▶ Objective:
Starting at the line that holds "Read this page and output its text content.", set down each line through the end of the listing, exactly as written and with nothing added.

▶ Items:
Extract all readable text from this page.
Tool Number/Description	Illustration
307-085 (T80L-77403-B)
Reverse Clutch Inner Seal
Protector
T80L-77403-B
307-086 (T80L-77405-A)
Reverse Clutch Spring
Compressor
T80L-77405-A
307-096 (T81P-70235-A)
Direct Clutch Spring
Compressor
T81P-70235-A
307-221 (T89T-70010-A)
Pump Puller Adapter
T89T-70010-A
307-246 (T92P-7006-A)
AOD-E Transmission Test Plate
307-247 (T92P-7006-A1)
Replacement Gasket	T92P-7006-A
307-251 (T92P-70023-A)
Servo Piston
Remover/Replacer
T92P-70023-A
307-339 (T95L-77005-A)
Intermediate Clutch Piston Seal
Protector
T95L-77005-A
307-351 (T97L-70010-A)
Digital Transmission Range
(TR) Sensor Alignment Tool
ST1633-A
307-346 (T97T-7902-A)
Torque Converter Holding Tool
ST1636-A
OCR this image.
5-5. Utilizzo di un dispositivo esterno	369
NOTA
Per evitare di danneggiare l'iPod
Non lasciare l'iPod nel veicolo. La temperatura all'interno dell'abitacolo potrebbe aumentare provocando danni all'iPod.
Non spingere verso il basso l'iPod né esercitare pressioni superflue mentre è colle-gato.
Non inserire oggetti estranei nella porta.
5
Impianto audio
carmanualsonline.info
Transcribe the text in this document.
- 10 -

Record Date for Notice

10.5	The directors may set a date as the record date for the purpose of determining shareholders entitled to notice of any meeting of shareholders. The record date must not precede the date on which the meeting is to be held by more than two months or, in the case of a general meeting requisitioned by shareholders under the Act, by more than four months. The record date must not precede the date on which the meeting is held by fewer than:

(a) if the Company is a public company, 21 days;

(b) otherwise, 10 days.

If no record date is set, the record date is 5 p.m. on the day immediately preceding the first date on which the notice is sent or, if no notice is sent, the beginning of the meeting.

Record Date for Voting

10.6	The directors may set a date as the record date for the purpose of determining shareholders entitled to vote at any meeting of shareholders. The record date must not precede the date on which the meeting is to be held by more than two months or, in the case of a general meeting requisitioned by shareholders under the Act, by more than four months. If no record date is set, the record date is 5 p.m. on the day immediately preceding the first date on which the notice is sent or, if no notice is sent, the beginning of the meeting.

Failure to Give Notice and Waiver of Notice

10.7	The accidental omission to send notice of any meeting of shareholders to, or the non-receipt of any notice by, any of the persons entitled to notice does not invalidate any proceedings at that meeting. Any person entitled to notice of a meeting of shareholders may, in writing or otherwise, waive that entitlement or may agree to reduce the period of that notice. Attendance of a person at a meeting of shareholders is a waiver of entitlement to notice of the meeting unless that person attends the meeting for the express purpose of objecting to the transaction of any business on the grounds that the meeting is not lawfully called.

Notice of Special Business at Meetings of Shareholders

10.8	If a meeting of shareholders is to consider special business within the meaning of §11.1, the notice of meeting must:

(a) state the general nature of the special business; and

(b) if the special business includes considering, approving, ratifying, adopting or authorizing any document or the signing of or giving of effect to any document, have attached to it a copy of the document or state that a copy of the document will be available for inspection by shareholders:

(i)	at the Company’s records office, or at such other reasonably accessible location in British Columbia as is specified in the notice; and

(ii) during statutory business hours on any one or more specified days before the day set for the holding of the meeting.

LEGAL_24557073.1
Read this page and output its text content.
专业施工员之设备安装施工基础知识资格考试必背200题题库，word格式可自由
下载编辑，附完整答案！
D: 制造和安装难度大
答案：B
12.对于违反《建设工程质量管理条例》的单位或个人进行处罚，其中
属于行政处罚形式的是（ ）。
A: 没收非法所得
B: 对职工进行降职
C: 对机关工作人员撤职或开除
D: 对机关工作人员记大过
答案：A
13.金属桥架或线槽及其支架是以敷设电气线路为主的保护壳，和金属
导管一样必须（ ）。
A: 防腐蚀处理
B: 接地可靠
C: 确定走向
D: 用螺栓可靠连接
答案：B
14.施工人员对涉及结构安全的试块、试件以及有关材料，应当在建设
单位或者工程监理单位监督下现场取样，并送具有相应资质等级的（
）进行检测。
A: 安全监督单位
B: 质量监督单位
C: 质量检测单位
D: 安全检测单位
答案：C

▶ Expected answer:
Read this page and output its text content.
专业施工员之设备安装施工基础知识资格考试必背200题题库，word格式可自由
下载编辑，附完整答案！
D: 制造和安装难度大
答案：B
12.对于违反《建设工程质量管理条例》的单位或个人进行处罚，其中
属于行政处罚形式的是（ ）。
A: 没收非法所得
B: 对职工进行降职
C: 对机关工作人员撤职或开除
D: 对机关工作人员记大过
答案：A
13.金属桥架或线槽及其支架是以敷设电气线路为主的保护壳，和金属
导管一样必须（ ）。
A: 防腐蚀处理
B: 接地可靠
C: 确定走向
D: 用螺栓可靠连接
答案：B
14.施工人员对涉及结构安全的试块、试件以及有关材料，应当在建设
单位或者工程监理单位监督下现场取样，并送具有相应资质等级的（
）进行检测。
A: 安全监督单位
B: 质量监督单位
C: 质量检测单位
D: 安全检测单位
答案：C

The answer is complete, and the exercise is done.